Goal
Filter the data for lines with the word "rules", then copy every line so identified.

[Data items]
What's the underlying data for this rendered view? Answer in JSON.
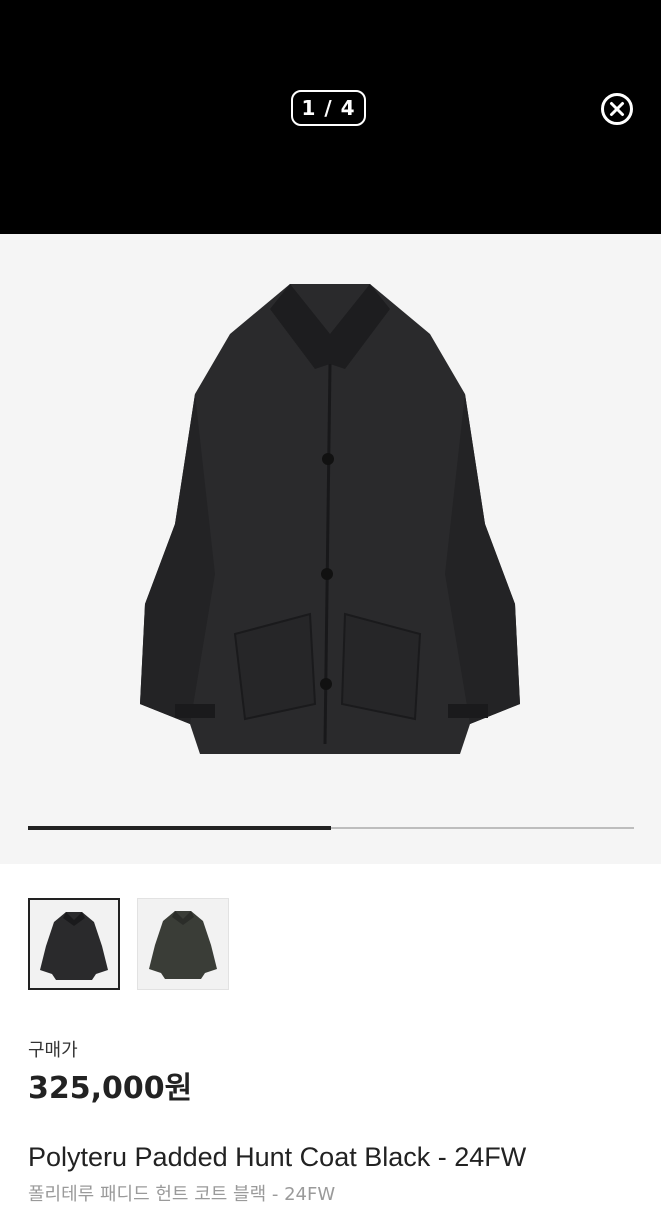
{
  "viewer": {
    "counter": "1 / 4",
    "progress": 0.5
  },
  "icons": {
    "close": "close-circle-icon"
  },
  "thumbnails": [
    {
      "selected": true
    },
    {
      "selected": false
    }
  ],
  "product": {
    "price_label": "구매가",
    "price": "325,000원",
    "title": "Polyteru Padded Hunt Coat Black - 24FW",
    "subtitle": "폴리테루 패디드 헌트 코트 블랙 - 24FW"
  },
  "colors": {
    "topbar": "#000000",
    "image_bg": "#f5f5f5",
    "accent": "#222222",
    "subtitle": "#9a9a9a"
  }
}
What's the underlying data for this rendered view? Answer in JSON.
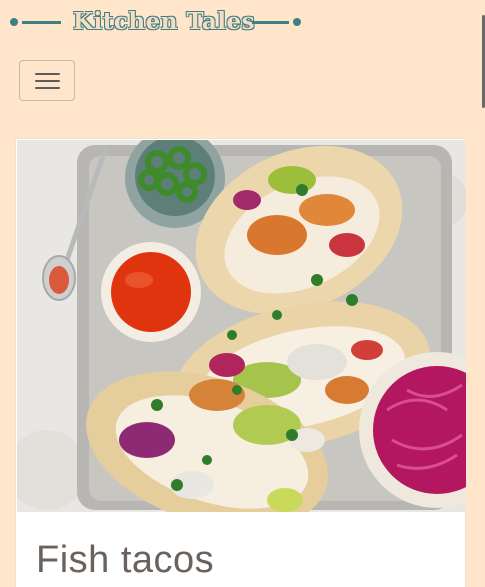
{
  "site": {
    "brand_title": "Kitchen Tales",
    "accent_color": "#3f7f86",
    "background_color": "#ffe5c9"
  },
  "nav": {
    "menu_icon": "hamburger-icon"
  },
  "recipe_card": {
    "title": "Fish tacos"
  }
}
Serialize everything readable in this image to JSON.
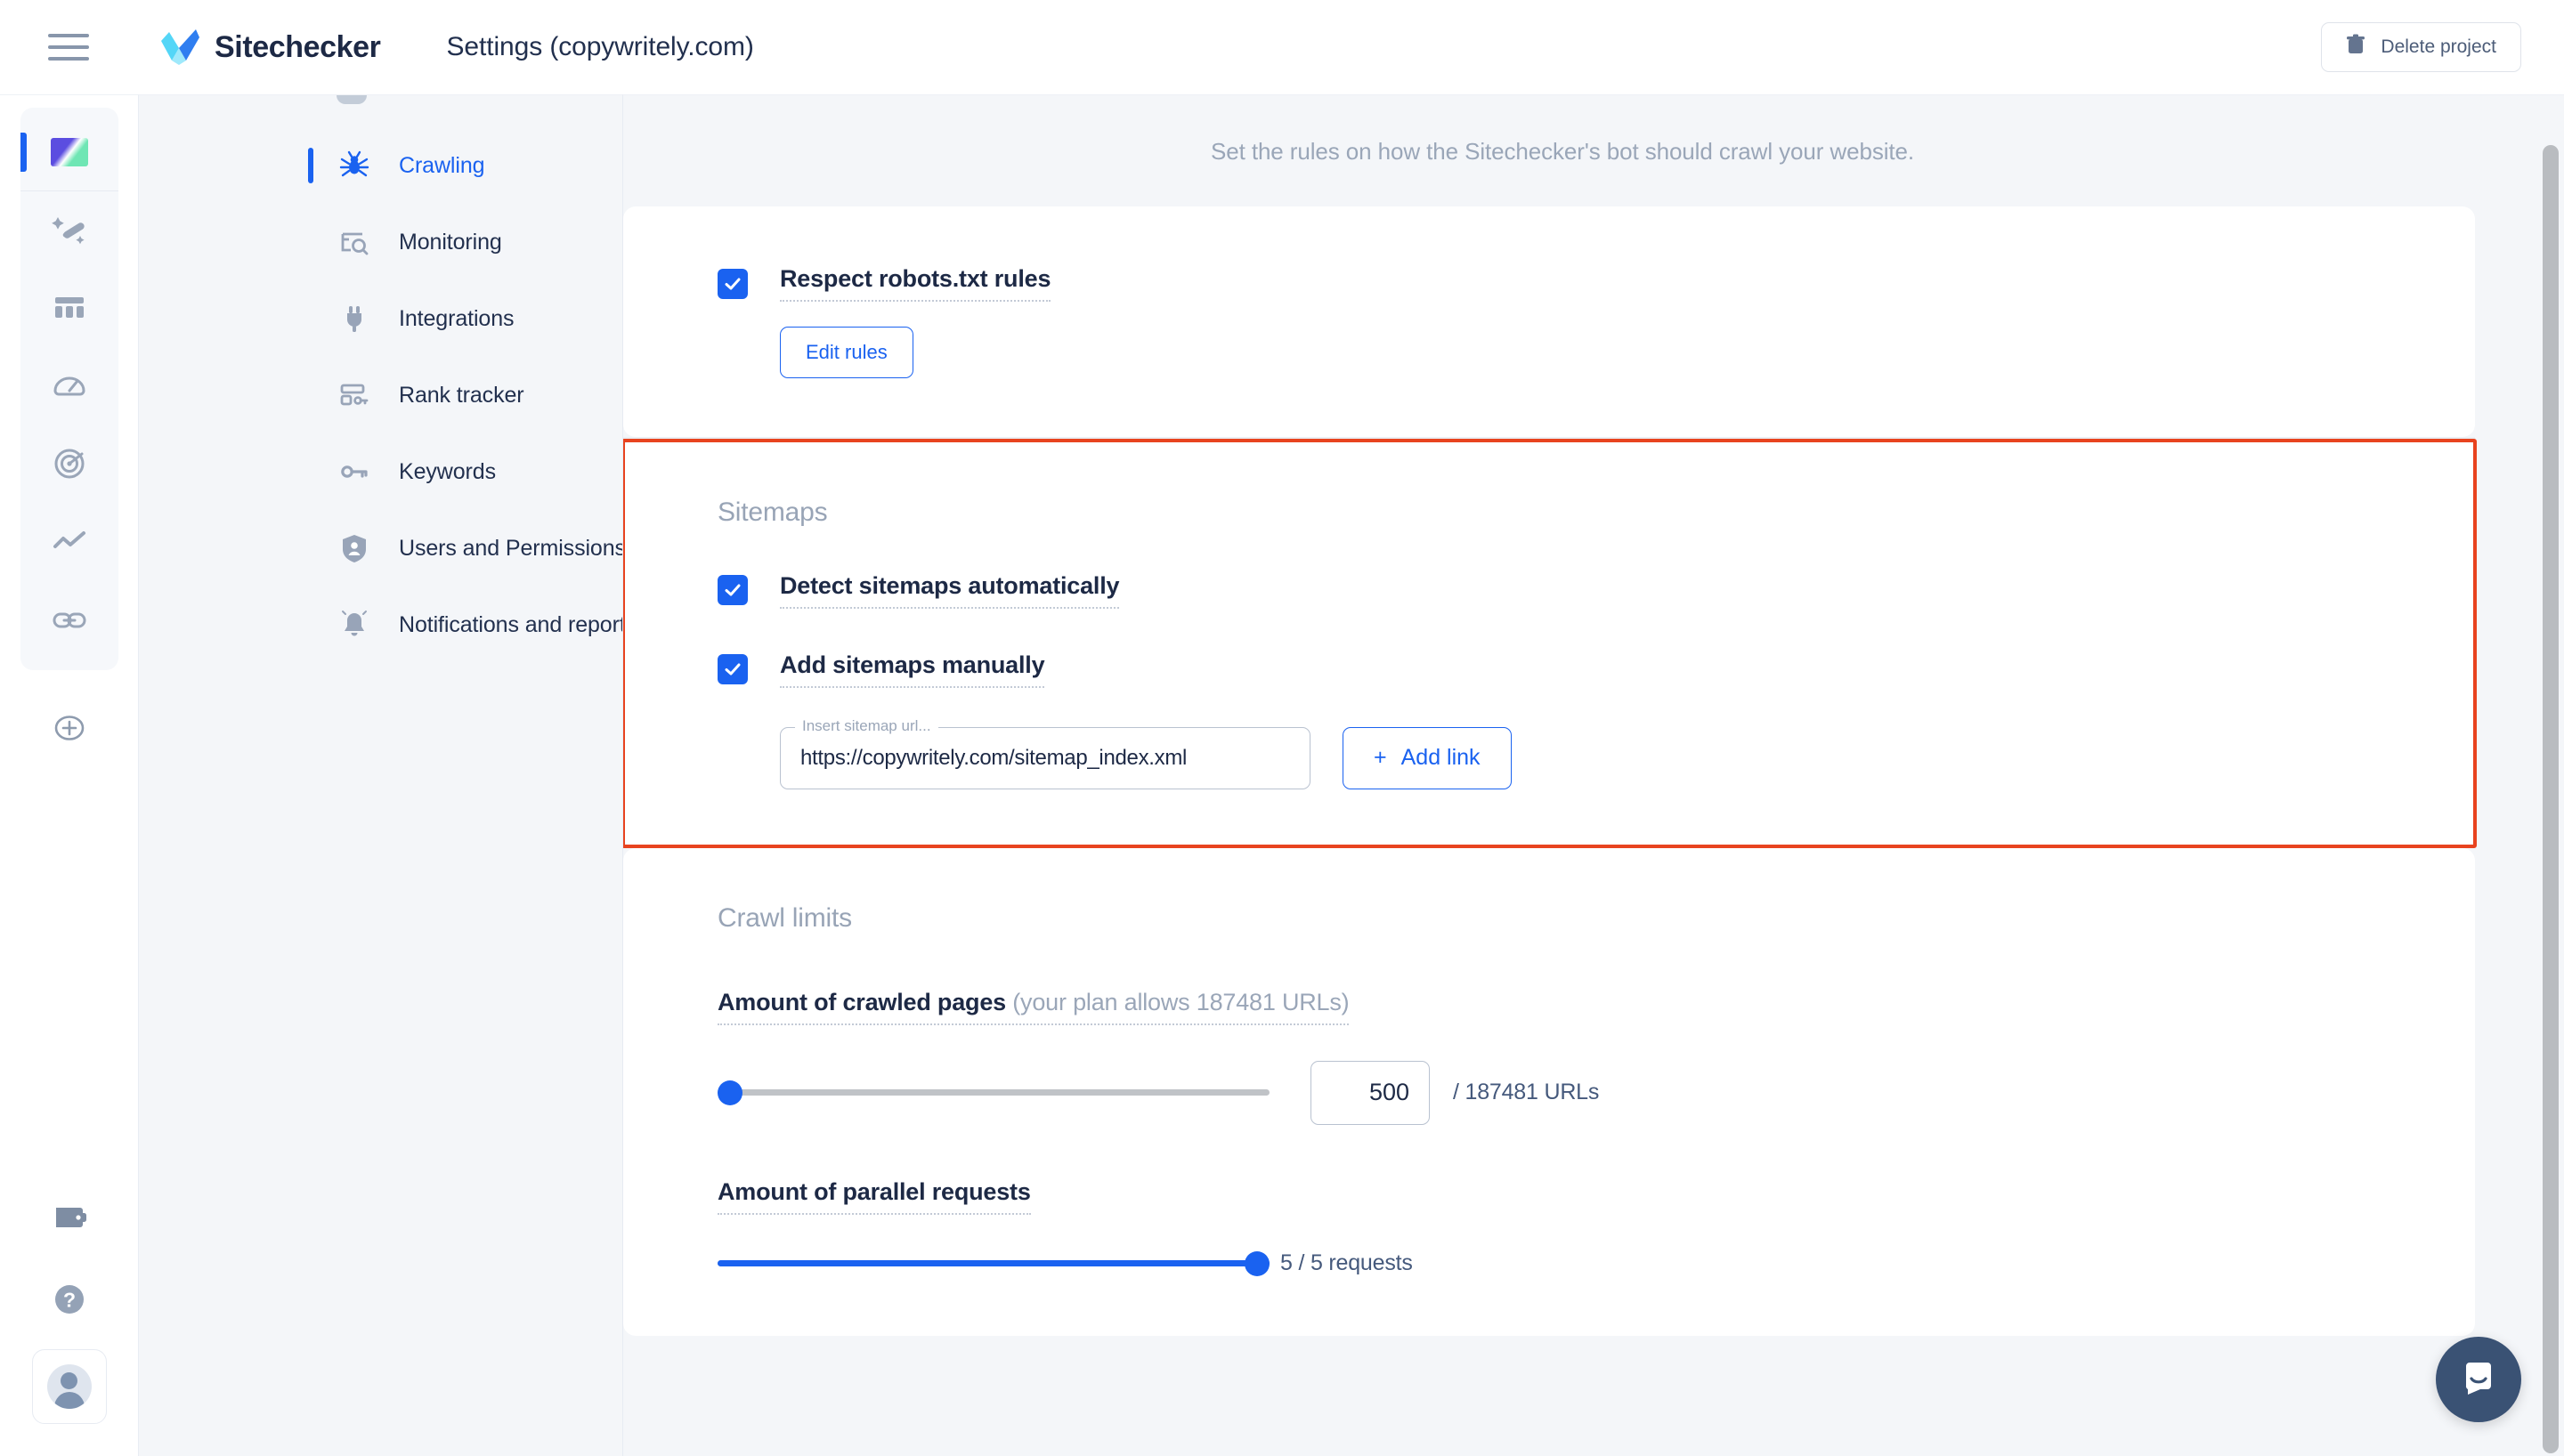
{
  "header": {
    "menu_icon": "hamburger-menu-icon",
    "brand": "Sitechecker",
    "page_title": "Settings (copywritely.com)",
    "delete_button": "Delete project",
    "delete_icon": "trash-icon"
  },
  "rail": {
    "items": [
      {
        "name": "project-thumbnail",
        "icon": "project-thumbnail-icon",
        "active": true
      },
      {
        "name": "site-audit",
        "icon": "magic-wand-icon",
        "active": false
      },
      {
        "name": "page-table",
        "icon": "table-columns-icon",
        "active": false
      },
      {
        "name": "speed-test",
        "icon": "gauge-icon",
        "active": false
      },
      {
        "name": "rank-radar",
        "icon": "radar-icon",
        "active": false
      },
      {
        "name": "trends",
        "icon": "trend-line-icon",
        "active": false
      },
      {
        "name": "backlinks",
        "icon": "link-icon",
        "active": false
      }
    ],
    "add_icon": "plus-circle-icon",
    "bottom": [
      {
        "name": "billing",
        "icon": "wallet-icon"
      },
      {
        "name": "help",
        "icon": "question-circle-icon"
      }
    ],
    "avatar_icon": "user-avatar-icon"
  },
  "nav": {
    "items": [
      {
        "label": "Crawling",
        "icon": "spider-icon",
        "active": true
      },
      {
        "label": "Monitoring",
        "icon": "monitor-search-icon",
        "active": false
      },
      {
        "label": "Integrations",
        "icon": "plug-icon",
        "active": false
      },
      {
        "label": "Rank tracker",
        "icon": "rank-table-icon",
        "active": false
      },
      {
        "label": "Keywords",
        "icon": "key-icon",
        "active": false
      },
      {
        "label": "Users and Permissions",
        "icon": "shield-user-icon",
        "active": false
      },
      {
        "label": "Notifications and reports",
        "icon": "bell-icon",
        "active": false
      }
    ]
  },
  "main": {
    "description": "Set the rules on how the Sitechecker's bot should crawl your website.",
    "robots": {
      "checkbox_label": "Respect robots.txt rules",
      "checked": true,
      "edit_button": "Edit rules"
    },
    "sitemaps": {
      "title": "Sitemaps",
      "highlighted": true,
      "highlight_color": "#e8431f",
      "detect_label": "Detect sitemaps automatically",
      "detect_checked": true,
      "manual_label": "Add sitemaps manually",
      "manual_checked": true,
      "url_legend": "Insert sitemap url...",
      "url_value": "https://copywritely.com/sitemap_index.xml",
      "add_link_button": "Add link",
      "add_link_icon": "plus-icon"
    },
    "crawl_limits": {
      "title": "Crawl limits",
      "pages_label": "Amount of crawled pages",
      "pages_hint": "(your plan allows 187481 URLs)",
      "pages_value": "500",
      "pages_suffix": "/ 187481 URLs",
      "pages_slider_percent": 0,
      "parallel_label": "Amount of parallel requests",
      "parallel_suffix": "5 / 5 requests",
      "parallel_slider_percent": 100
    }
  },
  "widgets": {
    "intercom_icon": "chat-bubble-icon",
    "scrollbar": "vertical-scrollbar"
  },
  "colors": {
    "accent": "#1a62f0",
    "highlight": "#e8431f",
    "text": "#1d2945",
    "muted": "#9aa6b8"
  }
}
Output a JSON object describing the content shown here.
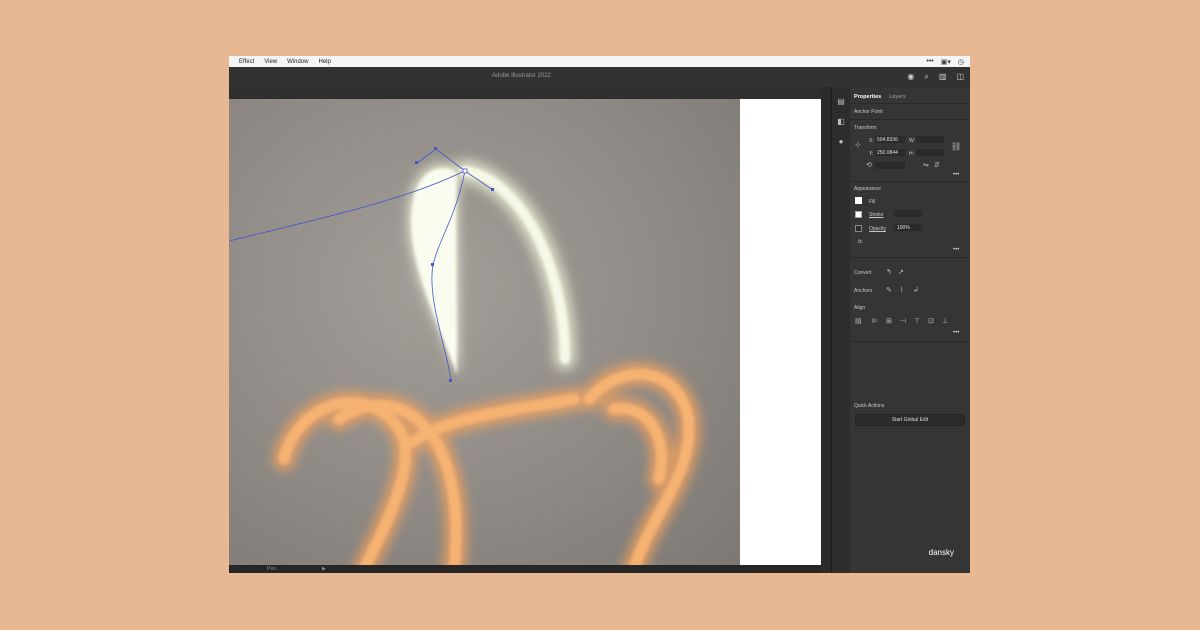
{
  "menubar": {
    "items": [
      "Effect",
      "View",
      "Window",
      "Help"
    ],
    "right_icons": [
      "more-icon",
      "save-icon",
      "clock-icon"
    ]
  },
  "titlebar": {
    "title": "Adobe Illustrator 2022",
    "icons": [
      "user-icon",
      "search-icon",
      "arrange-icon",
      "panel-icon"
    ]
  },
  "statusbar": {
    "tool": "Pen",
    "arrow": "▶"
  },
  "panel": {
    "tabs": [
      "Properties",
      "Layers"
    ],
    "selection": "Anchor Point",
    "transform": {
      "heading": "Transform",
      "x_label": "X:",
      "x_value": "504.8336",
      "y_label": "Y:",
      "y_value": "250.0844",
      "w_label": "W:",
      "h_label": "H:"
    },
    "appearance": {
      "heading": "Appearance",
      "fill_label": "Fill",
      "stroke_label": "Stroke",
      "opacity_label": "Opacity",
      "opacity_value": "100%",
      "fx_label": "fx."
    },
    "convert_label": "Convert",
    "anchors_label": "Anchors",
    "align_label": "Align",
    "quick_actions": {
      "heading": "Quick Actions",
      "button": "Start Global Edit"
    }
  },
  "brand": "dansky",
  "colors": {
    "background": "#e8b892",
    "neon_white": "#f4f6e6",
    "neon_orange": "#f0a25e",
    "path": "#3b4db8"
  }
}
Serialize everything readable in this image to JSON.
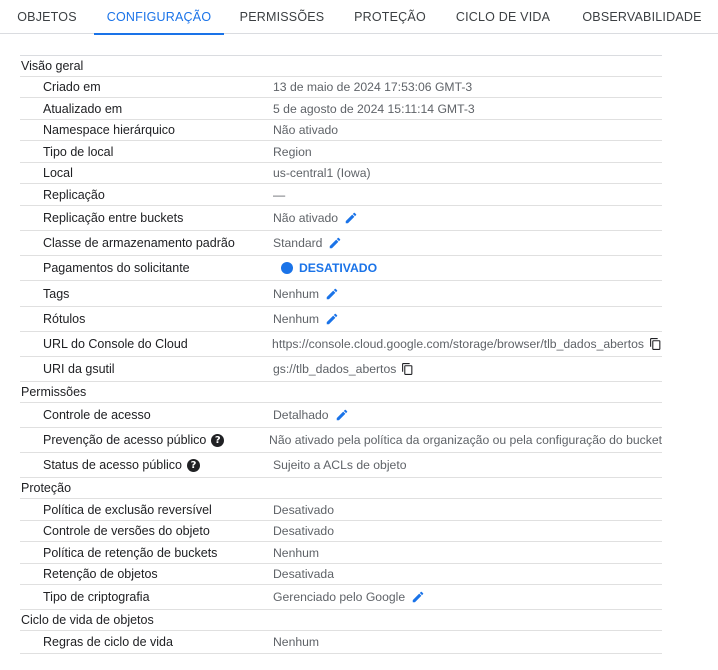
{
  "tabs": [
    {
      "label": "OBJETOS",
      "active": false
    },
    {
      "label": "CONFIGURAÇÃO",
      "active": true
    },
    {
      "label": "PERMISSÕES",
      "active": false
    },
    {
      "label": "PROTEÇÃO",
      "active": false
    },
    {
      "label": "CICLO DE VIDA",
      "active": false
    },
    {
      "label": "OBSERVABILIDADE",
      "active": false
    }
  ],
  "sections": {
    "overview": {
      "title": "Visão geral",
      "rows": {
        "created": {
          "label": "Criado em",
          "value": "13 de maio de 2024 17:53:06 GMT-3"
        },
        "updated": {
          "label": "Atualizado em",
          "value": "5 de agosto de 2024 15:11:14 GMT-3"
        },
        "namespace": {
          "label": "Namespace hierárquico",
          "value": "Não ativado"
        },
        "location_type": {
          "label": "Tipo de local",
          "value": "Region"
        },
        "location": {
          "label": "Local",
          "value": "us-central1 (Iowa)"
        },
        "replication": {
          "label": "Replicação",
          "value": "—"
        },
        "cross_replication": {
          "label": "Replicação entre buckets",
          "value": "Não ativado"
        },
        "storage_class": {
          "label": "Classe de armazenamento padrão",
          "value": "Standard"
        },
        "requester_pays": {
          "label": "Pagamentos do solicitante",
          "value": "DESATIVADO"
        },
        "tags": {
          "label": "Tags",
          "value": "Nenhum"
        },
        "labels": {
          "label": "Rótulos",
          "value": "Nenhum"
        },
        "console_url": {
          "label": "URL do Console do Cloud",
          "value": "https://console.cloud.google.com/storage/browser/tlb_dados_abertos"
        },
        "gsutil_uri": {
          "label": "URI da gsutil",
          "value": "gs://tlb_dados_abertos"
        }
      }
    },
    "permissions": {
      "title": "Permissões",
      "rows": {
        "access_control": {
          "label": "Controle de acesso",
          "value": "Detalhado"
        },
        "public_prevention": {
          "label": "Prevenção de acesso público",
          "value": "Não ativado pela política da organização ou pela configuração do bucket"
        },
        "public_status": {
          "label": "Status de acesso público",
          "value": "Sujeito a ACLs de objeto"
        }
      }
    },
    "protection": {
      "title": "Proteção",
      "rows": {
        "soft_delete": {
          "label": "Política de exclusão reversível",
          "value": "Desativado"
        },
        "versioning": {
          "label": "Controle de versões do objeto",
          "value": "Desativado"
        },
        "bucket_retention": {
          "label": "Política de retenção de buckets",
          "value": "Nenhum"
        },
        "object_retention": {
          "label": "Retenção de objetos",
          "value": "Desativada"
        },
        "encryption": {
          "label": "Tipo de criptografia",
          "value": "Gerenciado pelo Google"
        }
      }
    },
    "lifecycle": {
      "title": "Ciclo de vida de objetos",
      "rows": {
        "rules": {
          "label": "Regras de ciclo de vida",
          "value": "Nenhum"
        }
      }
    }
  },
  "colors": {
    "accent": "#1a73e8",
    "text": "#202124",
    "muted": "#5f6368",
    "divider": "#e0e0e0"
  },
  "icons": {
    "edit": "pencil-icon",
    "copy": "copy-icon",
    "help": "help-icon",
    "status": "status-dot-icon"
  }
}
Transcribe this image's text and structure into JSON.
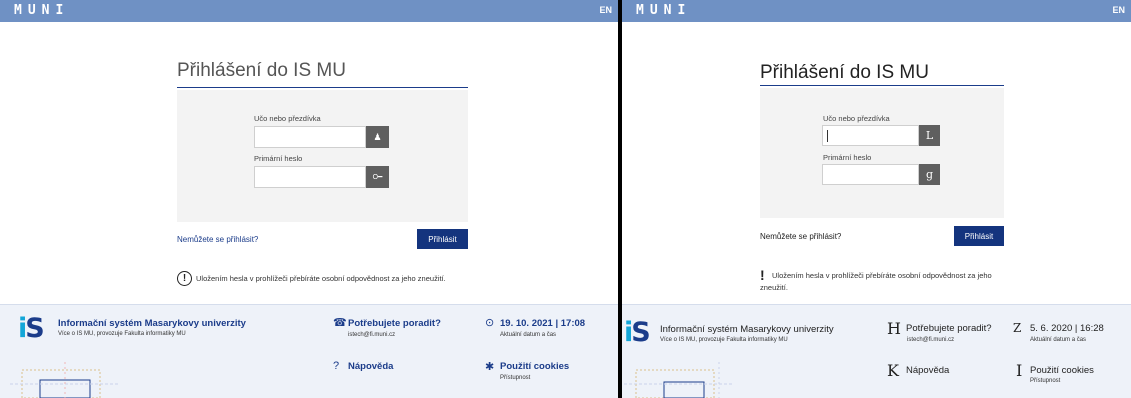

Written solution
    "description": "Set the rules on how the Sitechecker's bot should crawl your website.",
      "checkbox_label": "Respect robots.txt rules",
      "edit_button": "Edit rules"
        "rules": {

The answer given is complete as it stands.